◆ **ACTIVIDAD 1**:
Responde estas preguntas sobre el fragmento dedicado al consumo de carne vacuna:
(a) ¿En qué porcentaje se desplomó el consumo de carne vacuna durante el primer semestre de 2026 respecto del año pasado?
(b) ¿Qué día y a qué hora se publicó la nota?
(c) ¿Cuántas toneladas de carne vacuna absorbió el mercado interno entre enero y junio, según el informe de la CICCRA?
◆ **ACTIVIDAD 2**: Transcribe sin cambios la parte del fragmento dedicado al consumo de carne vacuna que empieza con las palabras "Durante el primer semestre de 2026, el" y termina con "a los precios.".

Durante el primer semestre de 2026, el consumo de carne vacuna se desplomó un 11,5% respecto del año pasado. La pérdida del poder adquisitivo y el fuerte aumento de los precios empujan a las familias a reemplazar la carne por alternativas más económicas.

Por Redacción

Lunes, 20 de julio de 2026 a las 17:39

La crisis económica sigue modificando los hábitos de consumo de los argentinos y uno de los indicadores más contundentes vuelve a reflejar el deterioro del poder de compra. El consumo de carne vacuna registró durante el primer semestre de 2026 su nivel más bajo de los últimos 30 años, en un contexto marcado por salarios que no logran recuperar terreno frente a los precios.

De acuerdo con un informe de la Cámara de la Industria y el Comercio de Carnes y Derivados de la República Argentina (CICCRA), entre enero y junio el mercado interno absorbió apenas 1,02 millones de toneladas de carne vacuna, lo que representa una caída interanual del 11,5%.

◆ **REGISTROS EXTRAÍDOS**:
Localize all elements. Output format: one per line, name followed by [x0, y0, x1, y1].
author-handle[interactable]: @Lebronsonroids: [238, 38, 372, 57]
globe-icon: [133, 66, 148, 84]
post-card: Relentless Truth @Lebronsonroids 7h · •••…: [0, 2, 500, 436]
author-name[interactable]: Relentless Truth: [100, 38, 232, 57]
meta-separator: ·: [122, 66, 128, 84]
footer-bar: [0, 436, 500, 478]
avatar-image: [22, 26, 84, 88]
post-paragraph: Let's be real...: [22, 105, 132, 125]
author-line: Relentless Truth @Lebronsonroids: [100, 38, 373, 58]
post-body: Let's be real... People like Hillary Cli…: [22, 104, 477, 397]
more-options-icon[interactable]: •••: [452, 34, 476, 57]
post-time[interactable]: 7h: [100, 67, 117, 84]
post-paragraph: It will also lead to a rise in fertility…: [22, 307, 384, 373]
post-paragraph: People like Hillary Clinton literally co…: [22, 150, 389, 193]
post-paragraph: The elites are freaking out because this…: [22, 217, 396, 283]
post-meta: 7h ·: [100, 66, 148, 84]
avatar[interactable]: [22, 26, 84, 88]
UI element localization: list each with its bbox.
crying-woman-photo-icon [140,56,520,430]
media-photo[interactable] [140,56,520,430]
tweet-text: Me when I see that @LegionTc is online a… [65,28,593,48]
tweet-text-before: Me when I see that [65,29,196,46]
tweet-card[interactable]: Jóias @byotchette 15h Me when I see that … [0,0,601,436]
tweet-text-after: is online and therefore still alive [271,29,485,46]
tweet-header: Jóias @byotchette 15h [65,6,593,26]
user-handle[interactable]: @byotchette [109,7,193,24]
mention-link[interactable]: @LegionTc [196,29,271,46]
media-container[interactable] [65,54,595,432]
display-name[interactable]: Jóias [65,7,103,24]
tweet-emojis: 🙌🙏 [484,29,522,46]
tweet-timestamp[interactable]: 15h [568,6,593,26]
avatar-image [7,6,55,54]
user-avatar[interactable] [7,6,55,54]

◆ **RESPUESTA ESPERADA 1**:
(a) Un 11,5%.
(b) El lunes 20 de julio de 2026, a las 17:39.
(c) Apenas 1,02 millones de toneladas.

◆ **RESPUESTA ESPERADA 2**:
Durante el primer semestre de 2026, el consumo de carne vacuna se desplomó un 11,5% respecto del año pasado. La pérdida del poder adquisitivo y el fuerte aumento de los precios empujan a las familias a reemplazar la carne por alternativas más económicas.

Por Redacción

Lunes, 20 de julio de 2026 a las 17:39

La crisis económica sigue modificando los hábitos de consumo de los argentinos y uno de los indicadores más contundentes vuelve a reflejar el deterioro del poder de compra. El consumo de carne vacuna registró durante el primer semestre de 2026 su nivel más bajo de los últimos 30 años, en un contexto marcado por salarios que no logran recuperar terreno frente a los precios.